## PROVIDED PASSAGE:
+++

Pa.'s 2015 budget may require new taxes, Zogby warns

Pennsylvania Budget Secretary Charles Zogby is a man in demand these days, as Gov. Tom Corbett and legislative leaders try to hammer out a 2014-15 state budget.

In what may be one of his last calms before the storm – the new budget is due by July 1 – Zogby stopped by PA Media Group headquarters to share the governor's priorities heading into the home stretch.

In short, despite a large current-year revenue shortfall Corbett is still committed to fighting for the targeted spending increases he outlined in February; he is conditionally open to some higher taxes to pay for them; he will accept the latter only with significant reform to Pennsylvania's public pension systems.

Here's a deeper look into excerpts of our conversation with Zogby. For a link to a video stream of the full session, click here.

With 2014-15 fiscal year revenues now seen as $870 million off the targets set when his spending plan was introduced in February, where does Gov. Corbett compromise?

If there is some progress on pension reform, it seems increasingly likely Corbett will accept some new revenues from higher taxes.

+++

## TASKS TO CARRY OUT:
1. Reproduce the Pennsylvania budget article from "In what may" up to and including "Gov. Corbett compromise?".
2. Please continue the Pennsylvania budget article, picking up after its final sentence.
The lines after this point come from a separate source.

## DATASET CONTENT:
+++

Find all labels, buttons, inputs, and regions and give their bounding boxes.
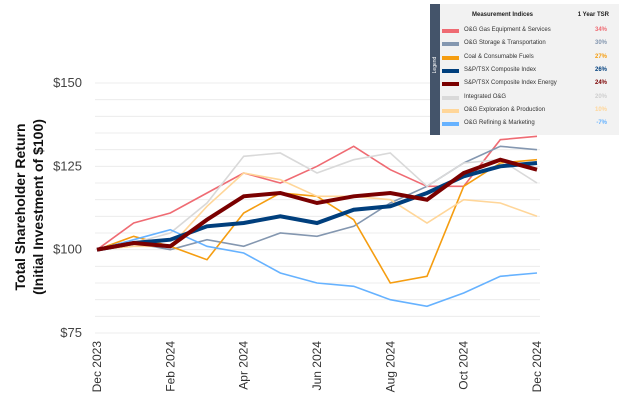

+++

## IN RESPONSE:
1.
In what may be one of his last calms before the storm – the new budget is due by July 1 – Zogby stopped by PA Media Group headquarters to share the governor's priorities heading into the home stretch.

In short, despite a large current-year revenue shortfall Corbett is still committed to fighting for the targeted spending increases he outlined in February; he is conditionally open to some higher taxes to pay for them; he will accept the latter only with significant reform to Pennsylvania's public pension systems.

Here's a deeper look into excerpts of our conversation with Zogby. For a link to a video stream of the full session, click here.

With 2014-15 fiscal year revenues now seen as $870 million off the targets set when his spending plan was introduced in February, where does Gov. Corbett compromise?

2.
For a Republican incumbent who ran in 2010 in part on a no new taxes promise, that is a compromise. It would mean that Corbett's tax pledge has effectively been limited to personal income taxes and the state's sales tax.

"Other than a broad-based personal income tax increase and a sales tax increase, I think everything else is on the table," Zogby said Thursday. "I think right now we're not in the business of taking things off the table, other than those two."

That's because, Zogby said, Corbett wants to deliver on his stated priorities, including:

  • Some $306 million in new funding for basic education programs.
  • About $30 million to expand home-and community-based services for adults with intellectual disabilities.
  • $25 million toward college scholarships.

On the expense side, Corbett will likely be prepared to pare down the proposed increases in some of those priorities, though Zogby said that will depend on the negotiations ahead.

"I think he's flexible in terms of maybe the ultimate spending levels we arrive at regarding those priorities. I don't think there's flexibility in terms of getting a budget that reflects those priorities in some way," Zogby said.

"So I don't think that you're going to see a budget that doesn't have any (new) money for pre-k, no (new) money for higher ed scholarships, no (new) money for special education, no (new) money for waiting lists."

The public pension tab set by the actuaries for 2014-15 may be exactly that, despite Corbett's early calls for short-term relief for both the state and local school districts.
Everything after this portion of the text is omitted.